** Start Provided data **
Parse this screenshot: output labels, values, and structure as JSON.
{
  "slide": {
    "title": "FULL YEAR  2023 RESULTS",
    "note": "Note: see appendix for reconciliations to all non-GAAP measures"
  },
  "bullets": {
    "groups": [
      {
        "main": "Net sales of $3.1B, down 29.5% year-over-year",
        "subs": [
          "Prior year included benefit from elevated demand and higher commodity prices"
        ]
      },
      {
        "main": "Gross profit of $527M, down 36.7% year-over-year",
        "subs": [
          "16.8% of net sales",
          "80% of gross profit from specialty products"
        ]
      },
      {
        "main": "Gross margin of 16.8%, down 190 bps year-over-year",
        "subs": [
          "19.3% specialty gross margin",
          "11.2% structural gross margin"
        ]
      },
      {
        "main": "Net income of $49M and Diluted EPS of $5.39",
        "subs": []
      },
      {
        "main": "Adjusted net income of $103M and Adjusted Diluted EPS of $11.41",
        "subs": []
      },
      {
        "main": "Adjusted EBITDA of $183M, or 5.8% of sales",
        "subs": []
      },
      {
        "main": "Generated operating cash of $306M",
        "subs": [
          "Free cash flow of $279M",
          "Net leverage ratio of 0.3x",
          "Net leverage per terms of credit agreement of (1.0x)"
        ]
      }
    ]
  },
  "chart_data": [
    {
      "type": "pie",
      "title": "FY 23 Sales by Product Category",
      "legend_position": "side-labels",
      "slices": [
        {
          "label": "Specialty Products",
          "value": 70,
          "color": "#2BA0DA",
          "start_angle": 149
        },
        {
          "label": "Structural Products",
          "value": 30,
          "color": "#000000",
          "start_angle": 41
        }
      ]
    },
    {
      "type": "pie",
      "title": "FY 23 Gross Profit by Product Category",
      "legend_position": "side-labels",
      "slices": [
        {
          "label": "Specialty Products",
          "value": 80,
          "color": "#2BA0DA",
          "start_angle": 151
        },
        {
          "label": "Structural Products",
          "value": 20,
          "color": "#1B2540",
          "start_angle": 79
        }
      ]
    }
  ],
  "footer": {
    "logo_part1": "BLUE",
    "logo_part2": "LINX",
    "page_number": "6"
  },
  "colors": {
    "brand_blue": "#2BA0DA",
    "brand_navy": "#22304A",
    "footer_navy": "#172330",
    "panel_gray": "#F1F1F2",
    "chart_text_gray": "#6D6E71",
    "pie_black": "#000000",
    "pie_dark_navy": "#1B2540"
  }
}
** End Provided data **
--- Direction ---
Send back every record, precisely as written.

--- Complete response ---
Parse this screenshot: output labels, values, and structure as JSON.
{
  "slide": {
    "title": "FULL YEAR  2023 RESULTS",
    "note": "Note: see appendix for reconciliations to all non-GAAP measures"
  },
  "bullets": {
    "groups": [
      {
        "main": "Net sales of $3.1B, down 29.5% year-over-year",
        "subs": [
          "Prior year included benefit from elevated demand and higher commodity prices"
        ]
      },
      {
        "main": "Gross profit of $527M, down 36.7% year-over-year",
        "subs": [
          "16.8% of net sales",
          "80% of gross profit from specialty products"
        ]
      },
      {
        "main": "Gross margin of 16.8%, down 190 bps year-over-year",
        "subs": [
          "19.3% specialty gross margin",
          "11.2% structural gross margin"
        ]
      },
      {
        "main": "Net income of $49M and Diluted EPS of $5.39",
        "subs": []
      },
      {
        "main": "Adjusted net income of $103M and Adjusted Diluted EPS of $11.41",
        "subs": []
      },
      {
        "main": "Adjusted EBITDA of $183M, or 5.8% of sales",
        "subs": []
      },
      {
        "main": "Generated operating cash of $306M",
        "subs": [
          "Free cash flow of $279M",
          "Net leverage ratio of 0.3x",
          "Net leverage per terms of credit agreement of (1.0x)"
        ]
      }
    ]
  },
  "chart_data": [
    {
      "type": "pie",
      "title": "FY 23 Sales by Product Category",
      "legend_position": "side-labels",
      "slices": [
        {
          "label": "Specialty Products",
          "value": 70,
          "color": "#2BA0DA",
          "start_angle": 149
        },
        {
          "label": "Structural Products",
          "value": 30,
          "color": "#000000",
          "start_angle": 41
        }
      ]
    },
    {
      "type": "pie",
      "title": "FY 23 Gross Profit by Product Category",
      "legend_position": "side-labels",
      "slices": [
        {
          "label": "Specialty Products",
          "value": 80,
          "color": "#2BA0DA",
          "start_angle": 151
        },
        {
          "label": "Structural Products",
          "value": 20,
          "color": "#1B2540",
          "start_angle": 79
        }
      ]
    }
  ],
  "footer": {
    "logo_part1": "BLUE",
    "logo_part2": "LINX",
    "page_number": "6"
  },
  "colors": {
    "brand_blue": "#2BA0DA",
    "brand_navy": "#22304A",
    "footer_navy": "#172330",
    "panel_gray": "#F1F1F2",
    "chart_text_gray": "#6D6E71",
    "pie_black": "#000000",
    "pie_dark_navy": "#1B2540"
  }
}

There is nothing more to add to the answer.